- WORK REQUIRED
Only lines with the string "обучающихся" matter here; gather them from the material below.
═════ MATERIAL
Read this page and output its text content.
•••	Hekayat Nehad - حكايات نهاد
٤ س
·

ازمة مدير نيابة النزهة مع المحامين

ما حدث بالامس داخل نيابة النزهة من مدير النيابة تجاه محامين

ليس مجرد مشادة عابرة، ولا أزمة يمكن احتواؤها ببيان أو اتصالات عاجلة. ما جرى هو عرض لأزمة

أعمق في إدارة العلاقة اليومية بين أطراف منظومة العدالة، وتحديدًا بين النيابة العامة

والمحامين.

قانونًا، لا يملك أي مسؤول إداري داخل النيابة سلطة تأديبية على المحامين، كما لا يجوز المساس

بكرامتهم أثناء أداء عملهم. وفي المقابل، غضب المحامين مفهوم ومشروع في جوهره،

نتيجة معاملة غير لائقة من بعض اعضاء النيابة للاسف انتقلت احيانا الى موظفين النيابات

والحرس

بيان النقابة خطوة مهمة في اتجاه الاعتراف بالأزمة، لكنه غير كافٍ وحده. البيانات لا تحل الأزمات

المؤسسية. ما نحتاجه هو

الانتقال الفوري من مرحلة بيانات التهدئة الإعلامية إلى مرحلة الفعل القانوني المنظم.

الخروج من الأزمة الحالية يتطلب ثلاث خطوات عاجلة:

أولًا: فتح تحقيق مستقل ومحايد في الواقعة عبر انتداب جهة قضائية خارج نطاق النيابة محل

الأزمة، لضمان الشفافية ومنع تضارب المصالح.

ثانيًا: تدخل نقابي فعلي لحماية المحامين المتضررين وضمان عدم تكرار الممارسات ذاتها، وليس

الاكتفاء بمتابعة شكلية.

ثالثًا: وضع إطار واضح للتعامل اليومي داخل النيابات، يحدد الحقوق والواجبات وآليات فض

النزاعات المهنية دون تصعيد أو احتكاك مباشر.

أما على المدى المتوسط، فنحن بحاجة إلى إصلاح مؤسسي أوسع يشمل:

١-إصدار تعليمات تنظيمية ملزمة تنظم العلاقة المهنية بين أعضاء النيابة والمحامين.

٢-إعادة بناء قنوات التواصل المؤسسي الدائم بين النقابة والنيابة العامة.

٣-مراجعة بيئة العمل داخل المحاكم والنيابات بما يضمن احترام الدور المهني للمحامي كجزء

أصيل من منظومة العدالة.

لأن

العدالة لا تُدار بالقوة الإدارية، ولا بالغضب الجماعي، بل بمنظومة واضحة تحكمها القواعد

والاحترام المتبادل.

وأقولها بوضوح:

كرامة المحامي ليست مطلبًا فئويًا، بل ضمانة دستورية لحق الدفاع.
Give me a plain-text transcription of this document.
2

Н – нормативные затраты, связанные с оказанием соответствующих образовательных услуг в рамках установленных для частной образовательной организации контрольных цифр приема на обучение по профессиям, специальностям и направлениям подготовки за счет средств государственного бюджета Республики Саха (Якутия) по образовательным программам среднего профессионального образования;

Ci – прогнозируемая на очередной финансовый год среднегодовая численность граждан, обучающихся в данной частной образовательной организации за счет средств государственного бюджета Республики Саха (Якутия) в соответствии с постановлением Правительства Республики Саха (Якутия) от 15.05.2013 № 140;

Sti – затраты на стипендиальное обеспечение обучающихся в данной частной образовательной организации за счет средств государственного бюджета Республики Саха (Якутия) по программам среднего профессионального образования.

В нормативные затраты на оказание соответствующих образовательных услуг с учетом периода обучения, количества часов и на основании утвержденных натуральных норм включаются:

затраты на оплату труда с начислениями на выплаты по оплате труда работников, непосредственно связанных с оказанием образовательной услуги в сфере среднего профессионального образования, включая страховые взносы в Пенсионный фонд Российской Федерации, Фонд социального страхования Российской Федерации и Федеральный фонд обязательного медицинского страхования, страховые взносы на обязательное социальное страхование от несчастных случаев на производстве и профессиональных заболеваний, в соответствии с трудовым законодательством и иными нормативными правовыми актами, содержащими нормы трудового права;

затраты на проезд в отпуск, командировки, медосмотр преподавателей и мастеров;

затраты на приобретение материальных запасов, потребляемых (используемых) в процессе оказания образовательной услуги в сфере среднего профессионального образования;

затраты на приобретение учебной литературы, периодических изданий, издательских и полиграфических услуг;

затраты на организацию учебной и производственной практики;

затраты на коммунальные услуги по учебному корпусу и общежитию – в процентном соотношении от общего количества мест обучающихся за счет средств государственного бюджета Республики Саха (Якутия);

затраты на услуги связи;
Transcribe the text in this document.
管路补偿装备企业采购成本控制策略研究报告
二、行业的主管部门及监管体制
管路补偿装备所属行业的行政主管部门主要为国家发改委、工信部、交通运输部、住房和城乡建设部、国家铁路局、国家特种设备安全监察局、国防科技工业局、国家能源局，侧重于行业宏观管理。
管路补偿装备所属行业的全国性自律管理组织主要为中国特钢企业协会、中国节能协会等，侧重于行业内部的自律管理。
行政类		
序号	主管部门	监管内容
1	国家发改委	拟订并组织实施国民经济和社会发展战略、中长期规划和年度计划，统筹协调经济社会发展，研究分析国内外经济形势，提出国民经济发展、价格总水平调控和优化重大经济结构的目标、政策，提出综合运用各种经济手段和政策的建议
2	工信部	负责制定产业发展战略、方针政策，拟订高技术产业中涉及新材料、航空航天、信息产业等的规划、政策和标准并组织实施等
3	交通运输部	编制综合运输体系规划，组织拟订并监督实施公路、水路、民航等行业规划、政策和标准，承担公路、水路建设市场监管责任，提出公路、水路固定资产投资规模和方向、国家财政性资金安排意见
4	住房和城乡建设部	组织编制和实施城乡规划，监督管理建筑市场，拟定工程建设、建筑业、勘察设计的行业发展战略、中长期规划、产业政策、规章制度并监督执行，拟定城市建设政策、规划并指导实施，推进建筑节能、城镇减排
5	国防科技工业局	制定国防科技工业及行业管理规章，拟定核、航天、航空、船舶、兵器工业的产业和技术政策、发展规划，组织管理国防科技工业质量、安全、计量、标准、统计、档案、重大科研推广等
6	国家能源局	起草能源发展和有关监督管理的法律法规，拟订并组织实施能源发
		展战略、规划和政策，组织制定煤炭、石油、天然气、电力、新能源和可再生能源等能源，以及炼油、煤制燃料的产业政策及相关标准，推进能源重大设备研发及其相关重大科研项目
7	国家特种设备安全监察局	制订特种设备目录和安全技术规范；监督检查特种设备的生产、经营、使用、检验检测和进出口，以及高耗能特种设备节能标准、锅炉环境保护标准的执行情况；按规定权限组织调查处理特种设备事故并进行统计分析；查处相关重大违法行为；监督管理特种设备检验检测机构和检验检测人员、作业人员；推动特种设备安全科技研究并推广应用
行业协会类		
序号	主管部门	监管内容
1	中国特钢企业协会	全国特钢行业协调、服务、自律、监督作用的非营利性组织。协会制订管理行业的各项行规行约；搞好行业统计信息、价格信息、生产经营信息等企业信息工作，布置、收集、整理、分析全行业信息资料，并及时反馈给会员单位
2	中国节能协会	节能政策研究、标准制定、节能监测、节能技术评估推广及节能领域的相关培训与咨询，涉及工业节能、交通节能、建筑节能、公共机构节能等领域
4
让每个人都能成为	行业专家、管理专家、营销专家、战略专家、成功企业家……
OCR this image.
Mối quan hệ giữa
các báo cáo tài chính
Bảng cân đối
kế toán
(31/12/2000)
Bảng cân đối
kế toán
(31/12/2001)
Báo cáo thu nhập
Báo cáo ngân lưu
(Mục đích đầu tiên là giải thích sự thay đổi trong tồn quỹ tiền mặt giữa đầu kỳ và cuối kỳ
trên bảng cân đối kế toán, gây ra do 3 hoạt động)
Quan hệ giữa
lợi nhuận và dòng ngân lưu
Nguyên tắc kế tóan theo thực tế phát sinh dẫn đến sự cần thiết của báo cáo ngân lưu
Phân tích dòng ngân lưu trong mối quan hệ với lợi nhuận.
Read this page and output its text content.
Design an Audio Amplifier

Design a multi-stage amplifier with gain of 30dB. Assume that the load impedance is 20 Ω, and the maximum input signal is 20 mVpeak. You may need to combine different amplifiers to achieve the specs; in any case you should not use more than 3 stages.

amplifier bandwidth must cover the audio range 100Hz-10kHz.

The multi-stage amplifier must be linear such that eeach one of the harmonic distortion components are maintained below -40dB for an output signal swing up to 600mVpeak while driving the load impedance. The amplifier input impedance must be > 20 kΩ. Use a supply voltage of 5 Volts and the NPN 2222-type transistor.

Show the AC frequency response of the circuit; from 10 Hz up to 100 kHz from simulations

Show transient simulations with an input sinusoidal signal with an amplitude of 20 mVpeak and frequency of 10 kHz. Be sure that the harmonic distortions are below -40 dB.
══════════
- SOLUTION BELOW
Ci – прогнозируемая на очередной финансовый год среднегодовая численность граждан, обучающихся в данной частной образовательной организации за счет средств государственного бюджета Республики Саха (Якутия) в соответствии с постановлением Правительства Республики Саха (Якутия) от 15.05.2013 № 140;
Sti – затраты на стипендиальное обеспечение обучающихся в данной частной образовательной организации за счет средств государственного бюджета Республики Саха (Якутия) по программам среднего профессионального образования.
затраты на коммунальные услуги по учебному корпусу и общежитию – в процентном соотношении от общего количества мест обучающихся за счет средств государственного бюджета Республики Саха (Якутия);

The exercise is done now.